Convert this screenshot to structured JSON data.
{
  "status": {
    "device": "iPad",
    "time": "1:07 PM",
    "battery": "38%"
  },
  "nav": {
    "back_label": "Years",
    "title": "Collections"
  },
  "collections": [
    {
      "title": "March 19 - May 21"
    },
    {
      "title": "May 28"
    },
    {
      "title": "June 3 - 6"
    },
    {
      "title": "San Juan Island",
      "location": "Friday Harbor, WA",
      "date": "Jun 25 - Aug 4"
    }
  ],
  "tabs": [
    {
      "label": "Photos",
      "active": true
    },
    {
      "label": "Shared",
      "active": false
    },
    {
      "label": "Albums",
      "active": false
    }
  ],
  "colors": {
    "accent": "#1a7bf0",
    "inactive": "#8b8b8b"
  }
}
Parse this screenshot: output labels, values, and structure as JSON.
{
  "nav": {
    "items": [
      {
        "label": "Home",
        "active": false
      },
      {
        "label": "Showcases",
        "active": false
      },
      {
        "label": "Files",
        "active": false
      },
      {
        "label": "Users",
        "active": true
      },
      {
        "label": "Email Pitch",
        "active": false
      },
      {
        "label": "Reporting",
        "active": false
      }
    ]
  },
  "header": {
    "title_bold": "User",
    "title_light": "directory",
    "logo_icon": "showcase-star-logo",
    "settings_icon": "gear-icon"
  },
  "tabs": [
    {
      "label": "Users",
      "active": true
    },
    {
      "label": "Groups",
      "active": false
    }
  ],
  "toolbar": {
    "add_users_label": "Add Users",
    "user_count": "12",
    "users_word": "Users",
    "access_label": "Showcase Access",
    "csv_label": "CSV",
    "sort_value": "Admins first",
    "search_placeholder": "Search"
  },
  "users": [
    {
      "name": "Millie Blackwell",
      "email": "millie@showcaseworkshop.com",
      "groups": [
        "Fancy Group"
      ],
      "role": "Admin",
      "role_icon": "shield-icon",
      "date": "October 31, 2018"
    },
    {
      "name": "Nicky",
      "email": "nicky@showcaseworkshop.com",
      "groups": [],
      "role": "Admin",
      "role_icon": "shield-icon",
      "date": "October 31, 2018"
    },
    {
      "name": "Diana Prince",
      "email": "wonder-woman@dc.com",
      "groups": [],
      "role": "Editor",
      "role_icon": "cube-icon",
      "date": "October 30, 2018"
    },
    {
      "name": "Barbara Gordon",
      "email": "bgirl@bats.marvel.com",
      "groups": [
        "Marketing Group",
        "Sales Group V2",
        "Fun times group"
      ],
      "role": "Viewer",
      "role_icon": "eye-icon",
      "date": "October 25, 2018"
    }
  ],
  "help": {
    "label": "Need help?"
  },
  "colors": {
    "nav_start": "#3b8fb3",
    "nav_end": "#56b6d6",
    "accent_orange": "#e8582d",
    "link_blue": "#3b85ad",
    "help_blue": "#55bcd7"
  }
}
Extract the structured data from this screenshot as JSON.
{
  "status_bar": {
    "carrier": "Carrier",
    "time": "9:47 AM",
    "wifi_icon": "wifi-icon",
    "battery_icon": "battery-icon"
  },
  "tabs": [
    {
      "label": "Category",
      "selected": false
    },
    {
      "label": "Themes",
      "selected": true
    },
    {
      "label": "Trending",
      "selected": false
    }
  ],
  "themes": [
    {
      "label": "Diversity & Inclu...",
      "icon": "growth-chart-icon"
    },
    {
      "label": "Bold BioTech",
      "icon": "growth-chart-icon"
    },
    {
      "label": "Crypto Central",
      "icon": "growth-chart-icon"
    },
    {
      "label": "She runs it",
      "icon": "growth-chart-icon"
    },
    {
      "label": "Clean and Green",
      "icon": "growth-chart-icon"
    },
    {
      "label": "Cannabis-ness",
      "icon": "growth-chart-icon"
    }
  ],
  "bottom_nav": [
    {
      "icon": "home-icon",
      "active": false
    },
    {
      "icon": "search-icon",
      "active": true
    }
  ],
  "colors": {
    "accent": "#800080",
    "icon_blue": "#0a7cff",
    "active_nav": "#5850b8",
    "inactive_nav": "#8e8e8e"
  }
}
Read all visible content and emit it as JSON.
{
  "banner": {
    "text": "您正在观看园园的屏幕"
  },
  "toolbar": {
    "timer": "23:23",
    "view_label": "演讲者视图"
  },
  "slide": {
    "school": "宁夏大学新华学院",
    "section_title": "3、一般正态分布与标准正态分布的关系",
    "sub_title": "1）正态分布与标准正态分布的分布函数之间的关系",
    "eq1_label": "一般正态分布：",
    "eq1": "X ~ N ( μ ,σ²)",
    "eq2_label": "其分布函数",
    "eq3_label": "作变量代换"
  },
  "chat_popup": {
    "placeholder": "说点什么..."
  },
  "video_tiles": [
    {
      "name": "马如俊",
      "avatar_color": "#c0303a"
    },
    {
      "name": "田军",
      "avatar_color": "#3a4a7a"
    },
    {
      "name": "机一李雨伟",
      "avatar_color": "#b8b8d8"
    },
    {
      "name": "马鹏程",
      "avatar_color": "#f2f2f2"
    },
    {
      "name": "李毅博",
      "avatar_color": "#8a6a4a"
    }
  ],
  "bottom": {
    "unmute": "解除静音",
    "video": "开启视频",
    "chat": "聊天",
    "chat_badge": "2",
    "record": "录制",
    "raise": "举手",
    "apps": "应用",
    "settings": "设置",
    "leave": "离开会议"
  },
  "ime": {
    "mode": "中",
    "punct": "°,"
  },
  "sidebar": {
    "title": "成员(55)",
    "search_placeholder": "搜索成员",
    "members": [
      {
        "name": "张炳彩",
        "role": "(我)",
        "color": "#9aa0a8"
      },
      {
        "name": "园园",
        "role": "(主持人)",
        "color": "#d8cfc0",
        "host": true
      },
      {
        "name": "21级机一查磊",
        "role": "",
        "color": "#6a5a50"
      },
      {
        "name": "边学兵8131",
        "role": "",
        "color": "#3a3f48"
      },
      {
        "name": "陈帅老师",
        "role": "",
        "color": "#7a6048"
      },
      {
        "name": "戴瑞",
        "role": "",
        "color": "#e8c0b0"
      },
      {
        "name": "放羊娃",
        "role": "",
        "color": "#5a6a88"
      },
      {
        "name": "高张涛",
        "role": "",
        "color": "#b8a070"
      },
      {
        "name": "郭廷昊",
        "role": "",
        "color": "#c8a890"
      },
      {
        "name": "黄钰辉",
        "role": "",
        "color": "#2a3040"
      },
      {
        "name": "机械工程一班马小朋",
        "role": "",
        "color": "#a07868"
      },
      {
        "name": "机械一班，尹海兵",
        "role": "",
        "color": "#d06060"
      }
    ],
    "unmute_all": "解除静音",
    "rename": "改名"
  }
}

┄┄┄┄┄┄

Go through the records above and retype each one exactly.

*Output of the task:*
Convert this screenshot to structured JSON data.
{
  "status": {
    "device": "iPad",
    "time": "1:07 PM",
    "battery": "38%"
  },
  "nav": {
    "back_label": "Years",
    "title": "Collections"
  },
  "collections": [
    {
      "title": "March 19 - May 21"
    },
    {
      "title": "May 28"
    },
    {
      "title": "June 3 - 6"
    },
    {
      "title": "San Juan Island",
      "location": "Friday Harbor, WA",
      "date": "Jun 25 - Aug 4"
    }
  ],
  "tabs": [
    {
      "label": "Photos",
      "active": true
    },
    {
      "label": "Shared",
      "active": false
    },
    {
      "label": "Albums",
      "active": false
    }
  ],
  "colors": {
    "accent": "#1a7bf0",
    "inactive": "#8b8b8b"
  }
}
Parse this screenshot: output labels, values, and structure as JSON.
{
  "nav": {
    "items": [
      {
        "label": "Home",
        "active": false
      },
      {
        "label": "Showcases",
        "active": false
      },
      {
        "label": "Files",
        "active": false
      },
      {
        "label": "Users",
        "active": true
      },
      {
        "label": "Email Pitch",
        "active": false
      },
      {
        "label": "Reporting",
        "active": false
      }
    ]
  },
  "header": {
    "title_bold": "User",
    "title_light": "directory",
    "logo_icon": "showcase-star-logo",
    "settings_icon": "gear-icon"
  },
  "tabs": [
    {
      "label": "Users",
      "active": true
    },
    {
      "label": "Groups",
      "active": false
    }
  ],
  "toolbar": {
    "add_users_label": "Add Users",
    "user_count": "12",
    "users_word": "Users",
    "access_label": "Showcase Access",
    "csv_label": "CSV",
    "sort_value": "Admins first",
    "search_placeholder": "Search"
  },
  "users": [
    {
      "name": "Millie Blackwell",
      "email": "millie@showcaseworkshop.com",
      "groups": [
        "Fancy Group"
      ],
      "role": "Admin",
      "role_icon": "shield-icon",
      "date": "October 31, 2018"
    },
    {
      "name": "Nicky",
      "email": "nicky@showcaseworkshop.com",
      "groups": [],
      "role": "Admin",
      "role_icon": "shield-icon",
      "date": "October 31, 2018"
    },
    {
      "name": "Diana Prince",
      "email": "wonder-woman@dc.com",
      "groups": [],
      "role": "Editor",
      "role_icon": "cube-icon",
      "date": "October 30, 2018"
    },
    {
      "name": "Barbara Gordon",
      "email": "bgirl@bats.marvel.com",
      "groups": [
        "Marketing Group",
        "Sales Group V2",
        "Fun times group"
      ],
      "role": "Viewer",
      "role_icon": "eye-icon",
      "date": "October 25, 2018"
    }
  ],
  "help": {
    "label": "Need help?"
  },
  "colors": {
    "nav_start": "#3b8fb3",
    "nav_end": "#56b6d6",
    "accent_orange": "#e8582d",
    "link_blue": "#3b85ad",
    "help_blue": "#55bcd7"
  }
}
Extract the structured data from this screenshot as JSON.
{
  "status_bar": {
    "carrier": "Carrier",
    "time": "9:47 AM",
    "wifi_icon": "wifi-icon",
    "battery_icon": "battery-icon"
  },
  "tabs": [
    {
      "label": "Category",
      "selected": false
    },
    {
      "label": "Themes",
      "selected": true
    },
    {
      "label": "Trending",
      "selected": false
    }
  ],
  "themes": [
    {
      "label": "Diversity & Inclu...",
      "icon": "growth-chart-icon"
    },
    {
      "label": "Bold BioTech",
      "icon": "growth-chart-icon"
    },
    {
      "label": "Crypto Central",
      "icon": "growth-chart-icon"
    },
    {
      "label": "She runs it",
      "icon": "growth-chart-icon"
    },
    {
      "label": "Clean and Green",
      "icon": "growth-chart-icon"
    },
    {
      "label": "Cannabis-ness",
      "icon": "growth-chart-icon"
    }
  ],
  "bottom_nav": [
    {
      "icon": "home-icon",
      "active": false
    },
    {
      "icon": "search-icon",
      "active": true
    }
  ],
  "colors": {
    "accent": "#800080",
    "icon_blue": "#0a7cff",
    "active_nav": "#5850b8",
    "inactive_nav": "#8e8e8e"
  }
}
Read all visible content and emit it as JSON.
{
  "banner": {
    "text": "您正在观看园园的屏幕"
  },
  "toolbar": {
    "timer": "23:23",
    "view_label": "演讲者视图"
  },
  "slide": {
    "school": "宁夏大学新华学院",
    "section_title": "3、一般正态分布与标准正态分布的关系",
    "sub_title": "1）正态分布与标准正态分布的分布函数之间的关系",
    "eq1_label": "一般正态分布：",
    "eq1": "X ~ N ( μ ,σ²)",
    "eq2_label": "其分布函数",
    "eq3_label": "作变量代换"
  },
  "chat_popup": {
    "placeholder": "说点什么..."
  },
  "video_tiles": [
    {
      "name": "马如俊",
      "avatar_color": "#c0303a"
    },
    {
      "name": "田军",
      "avatar_color": "#3a4a7a"
    },
    {
      "name": "机一李雨伟",
      "avatar_color": "#b8b8d8"
    },
    {
      "name": "马鹏程",
      "avatar_color": "#f2f2f2"
    },
    {
      "name": "李毅博",
      "avatar_color": "#8a6a4a"
    }
  ],
  "bottom": {
    "unmute": "解除静音",
    "video": "开启视频",
    "chat": "聊天",
    "chat_badge": "2",
    "record": "录制",
    "raise": "举手",
    "apps": "应用",
    "settings": "设置",
    "leave": "离开会议"
  },
  "ime": {
    "mode": "中",
    "punct": "°,"
  },
  "sidebar": {
    "title": "成员(55)",
    "search_placeholder": "搜索成员",
    "members": [
      {
        "name": "张炳彩",
        "role": "(我)",
        "color": "#9aa0a8"
      },
      {
        "name": "园园",
        "role": "(主持人)",
        "color": "#d8cfc0",
        "host": true
      },
      {
        "name": "21级机一查磊",
        "role": "",
        "color": "#6a5a50"
      },
      {
        "name": "边学兵8131",
        "role": "",
        "color": "#3a3f48"
      },
      {
        "name": "陈帅老师",
        "role": "",
        "color": "#7a6048"
      },
      {
        "name": "戴瑞",
        "role": "",
        "color": "#e8c0b0"
      },
      {
        "name": "放羊娃",
        "role": "",
        "color": "#5a6a88"
      },
      {
        "name": "高张涛",
        "role": "",
        "color": "#b8a070"
      },
      {
        "name": "郭廷昊",
        "role": "",
        "color": "#c8a890"
      },
      {
        "name": "黄钰辉",
        "role": "",
        "color": "#2a3040"
      },
      {
        "name": "机械工程一班马小朋",
        "role": "",
        "color": "#a07868"
      },
      {
        "name": "机械一班，尹海兵",
        "role": "",
        "color": "#d06060"
      }
    ],
    "unmute_all": "解除静音",
    "rename": "改名"
  }
}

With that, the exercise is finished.